§ Problem: Each entry must appear again exactly as it does in the source.

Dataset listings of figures
━━━━━━━━━━━━━━━━━━━━━━━━━━━━━━

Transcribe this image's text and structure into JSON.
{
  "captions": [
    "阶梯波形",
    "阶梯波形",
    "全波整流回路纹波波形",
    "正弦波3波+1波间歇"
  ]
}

━━━━━━━━━━━━━━━━━━━━━━━━━━━━━━

§ Result of this exercise:
Transcribe this image's text and structure into JSON.
{
  "captions": [
    "阶梯波形",
    "阶梯波形",
    "全波整流回路纹波波形",
    "正弦波3波+1波间歇"
  ]
}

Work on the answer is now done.